:: Instructions to follow ::
Of the lines below, how many hold the string "text"? Give only the number.

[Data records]

• • • •

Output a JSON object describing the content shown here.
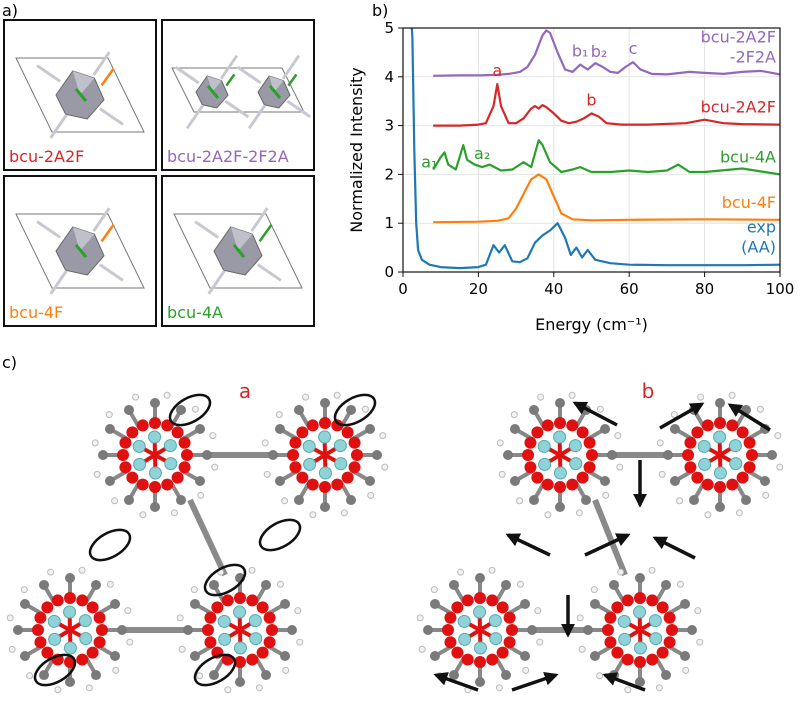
{
  "panel_a": {
    "label": "a)",
    "structures": [
      {
        "name": "bcu-2A2F",
        "color": "#d62728"
      },
      {
        "name": "bcu-2A2F-2F2A",
        "color": "#9467bd"
      },
      {
        "name": "bcu-4F",
        "color": "#ff7f0e"
      },
      {
        "name": "bcu-4A",
        "color": "#2ca02c"
      }
    ]
  },
  "panel_b": {
    "label": "b)"
  },
  "chart_data": {
    "type": "line",
    "xlabel": "Energy (cm⁻¹)",
    "ylabel": "Normalized Intensity",
    "xlim": [
      0,
      100
    ],
    "ylim": [
      0,
      5
    ],
    "xticks": [
      0,
      20,
      40,
      60,
      80,
      100
    ],
    "yticks": [
      0,
      1,
      2,
      3,
      4,
      5
    ],
    "grid": true,
    "series": [
      {
        "name": "bcu-2A2F -2F2A",
        "color": "#9467bd",
        "x": [
          8,
          15,
          20,
          25,
          28,
          31,
          33,
          35,
          37,
          38,
          39,
          41,
          43,
          45,
          47,
          49,
          51,
          53,
          55,
          57,
          59,
          61,
          63,
          66,
          70,
          76,
          80,
          85,
          90,
          95,
          100
        ],
        "values": [
          4.02,
          4.03,
          4.03,
          4.04,
          4.06,
          4.1,
          4.2,
          4.45,
          4.85,
          4.95,
          4.9,
          4.5,
          4.15,
          4.1,
          4.25,
          4.15,
          4.28,
          4.2,
          4.1,
          4.08,
          4.2,
          4.3,
          4.15,
          4.06,
          4.05,
          4.1,
          4.08,
          4.06,
          4.1,
          4.12,
          4.05
        ]
      },
      {
        "name": "bcu-2A2F",
        "color": "#d62728",
        "x": [
          8,
          15,
          20,
          22,
          24,
          25,
          26,
          28,
          30,
          32,
          34,
          35,
          36,
          37,
          38,
          40,
          42,
          44,
          46,
          48,
          50,
          52,
          54,
          58,
          65,
          75,
          80,
          85,
          90,
          100
        ],
        "values": [
          3.0,
          3.0,
          3.02,
          3.05,
          3.4,
          3.85,
          3.4,
          3.05,
          3.05,
          3.15,
          3.35,
          3.4,
          3.35,
          3.42,
          3.38,
          3.25,
          3.1,
          3.05,
          3.08,
          3.15,
          3.25,
          3.18,
          3.05,
          3.02,
          3.02,
          3.05,
          3.12,
          3.05,
          3.03,
          3.02
        ]
      },
      {
        "name": "bcu-4A",
        "color": "#2ca02c",
        "x": [
          8,
          10,
          11,
          12,
          14,
          16,
          17,
          19,
          21,
          23,
          26,
          29,
          32,
          34,
          36,
          37,
          39,
          42,
          45,
          47,
          50,
          55,
          60,
          65,
          70,
          73,
          76,
          80,
          90,
          100
        ],
        "values": [
          2.1,
          2.35,
          2.45,
          2.2,
          2.1,
          2.6,
          2.3,
          2.2,
          2.15,
          2.2,
          2.08,
          2.1,
          2.25,
          2.15,
          2.7,
          2.6,
          2.25,
          2.05,
          2.1,
          2.15,
          2.05,
          2.05,
          2.08,
          2.05,
          2.08,
          2.2,
          2.05,
          2.05,
          2.12,
          2.0
        ]
      },
      {
        "name": "bcu-4F",
        "color": "#ff7f0e",
        "x": [
          8,
          20,
          25,
          28,
          30,
          32,
          34,
          36,
          38,
          40,
          42,
          45,
          50,
          60,
          80,
          100
        ],
        "values": [
          1.02,
          1.03,
          1.05,
          1.1,
          1.3,
          1.6,
          1.9,
          2.0,
          1.9,
          1.55,
          1.2,
          1.08,
          1.06,
          1.07,
          1.08,
          1.07
        ]
      },
      {
        "name": "exp (AA)",
        "color": "#1f77b4",
        "x": [
          2,
          2.5,
          3,
          3.5,
          4,
          5,
          7,
          10,
          15,
          20,
          22,
          24,
          25.5,
          27,
          29,
          31,
          33,
          35,
          37,
          39,
          41,
          43,
          44.5,
          46,
          47.5,
          49,
          51,
          55,
          60,
          70,
          80,
          90,
          100
        ],
        "values": [
          5.5,
          4.8,
          2.5,
          1.0,
          0.45,
          0.25,
          0.15,
          0.1,
          0.08,
          0.1,
          0.15,
          0.55,
          0.4,
          0.55,
          0.22,
          0.2,
          0.28,
          0.6,
          0.75,
          0.85,
          1.0,
          0.7,
          0.35,
          0.5,
          0.3,
          0.45,
          0.25,
          0.18,
          0.15,
          0.14,
          0.14,
          0.14,
          0.15
        ]
      }
    ],
    "annotations": [
      {
        "text": "a",
        "series": 1,
        "x": 25
      },
      {
        "text": "b",
        "series": 1,
        "x": 50
      },
      {
        "text": "a₁",
        "series": 2,
        "x": 7
      },
      {
        "text": "a₂",
        "series": 2,
        "x": 21
      },
      {
        "text": "b₁",
        "series": 0,
        "x": 47
      },
      {
        "text": "b₂",
        "series": 0,
        "x": 52
      },
      {
        "text": "c",
        "series": 0,
        "x": 61
      }
    ]
  },
  "panel_c": {
    "label": "c)",
    "modes": [
      "a",
      "b"
    ]
  }
}
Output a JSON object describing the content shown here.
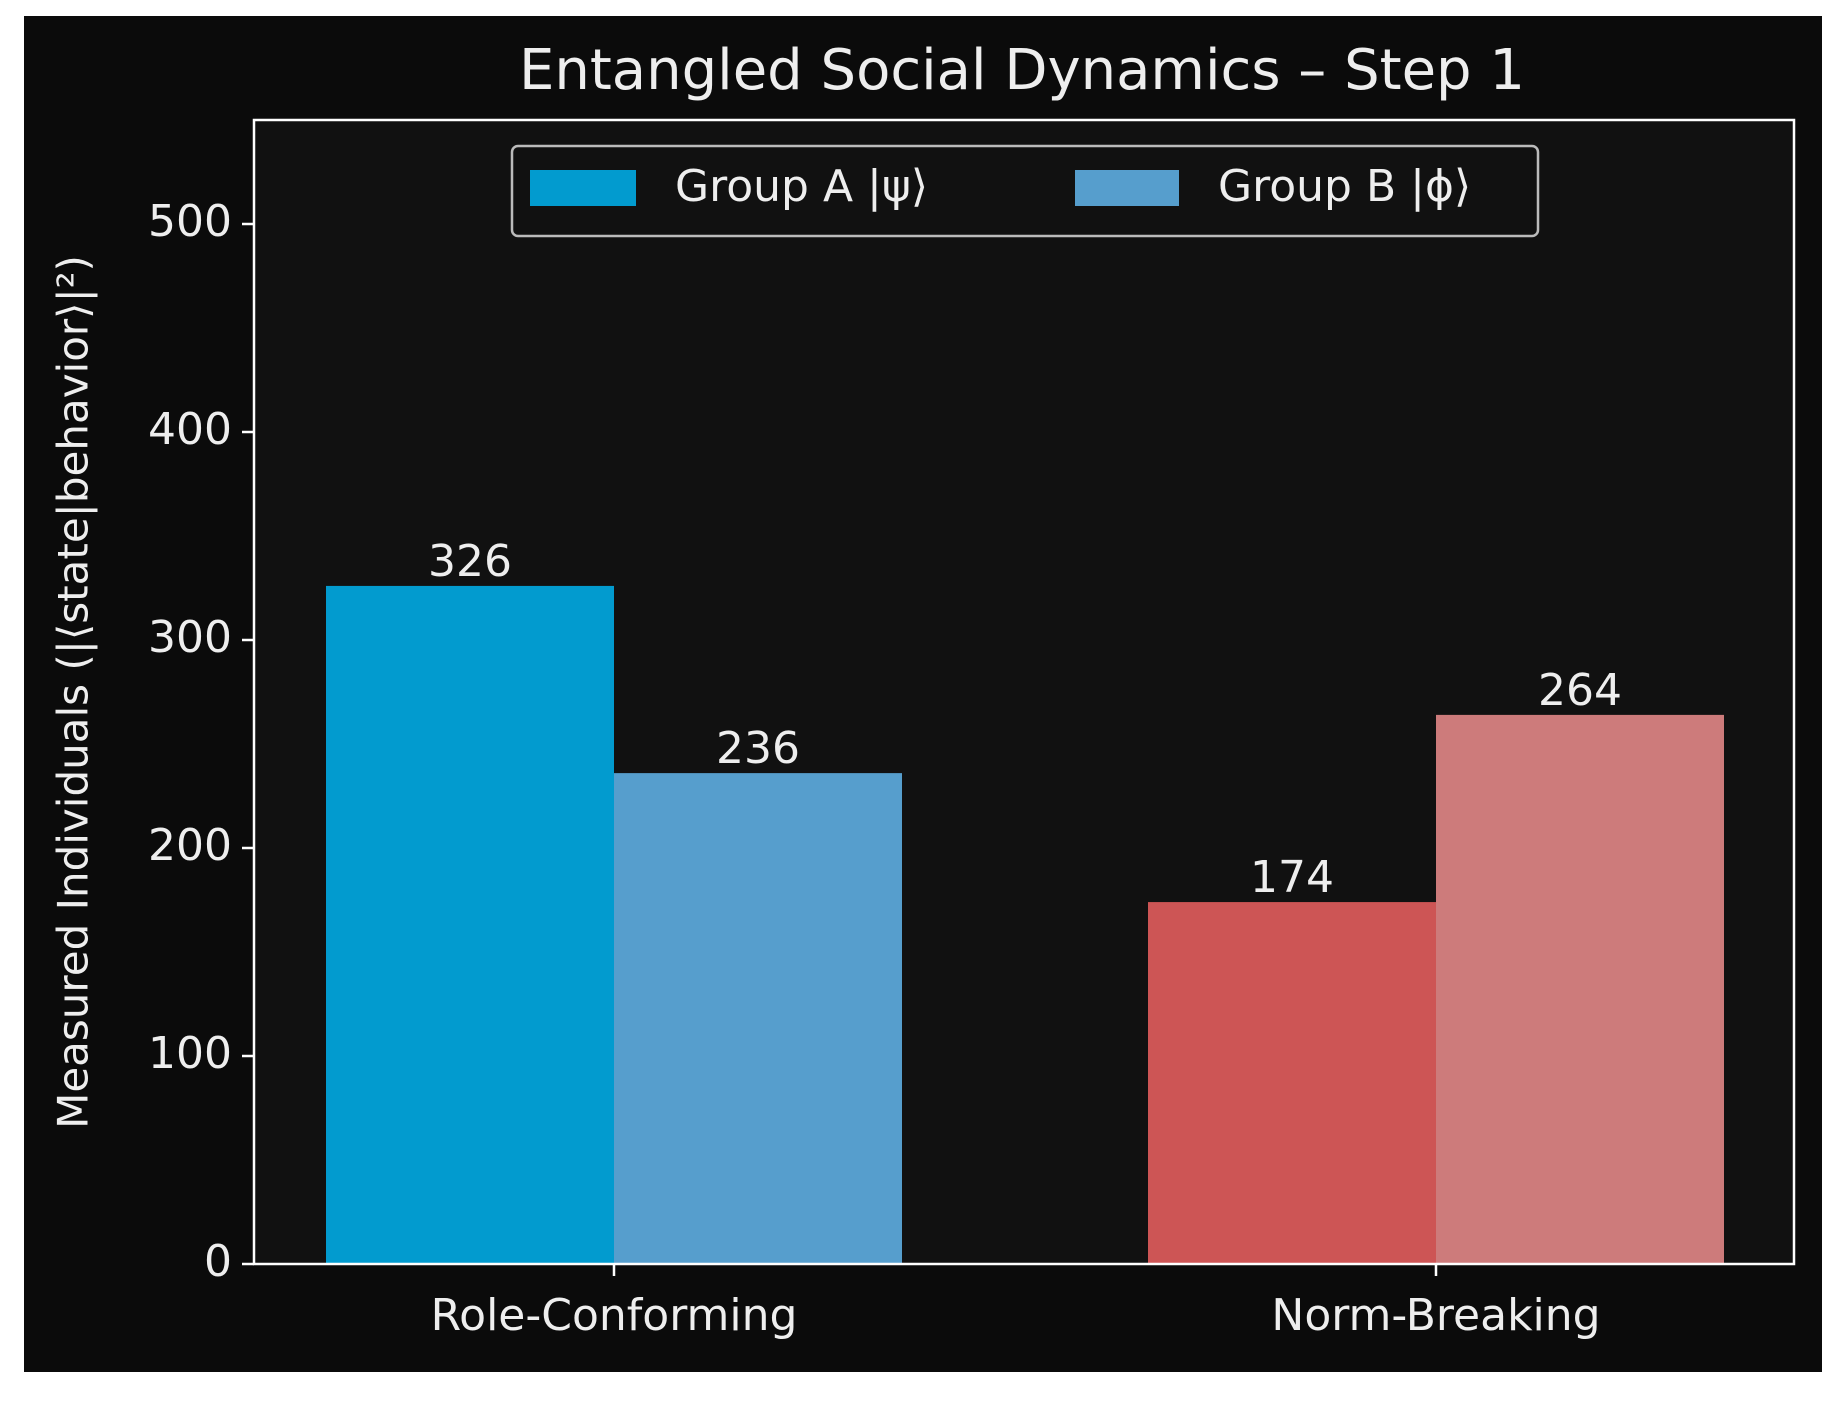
{
  "chart_data": {
    "type": "bar",
    "title": "Entangled Social Dynamics – Step 1",
    "xlabel": "",
    "ylabel": "Measured Individuals (|⟨state|behavior⟩|²)",
    "categories": [
      "Role-Conforming",
      "Norm-Breaking"
    ],
    "series": [
      {
        "name": "Group A |ψ⟩",
        "values": [
          326,
          174
        ],
        "colors": [
          "#029bcf",
          "#cd5555"
        ]
      },
      {
        "name": "Group B |ϕ⟩",
        "values": [
          236,
          264
        ],
        "colors": [
          "#569ecd",
          "#cd7b7b"
        ]
      }
    ],
    "legend_colors": [
      "#029bcf",
      "#569ecd"
    ],
    "ylim": [
      0,
      550
    ],
    "yticks": [
      0,
      100,
      200,
      300,
      400,
      500
    ],
    "grid": false,
    "legend_position": "top-center",
    "colors": {
      "figure_bg": "#0b0b0b",
      "axes_bg": "#111111",
      "text": "#eeeeee",
      "spine": "#ffffff"
    }
  }
}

• • • •

:: Answer in full ::
8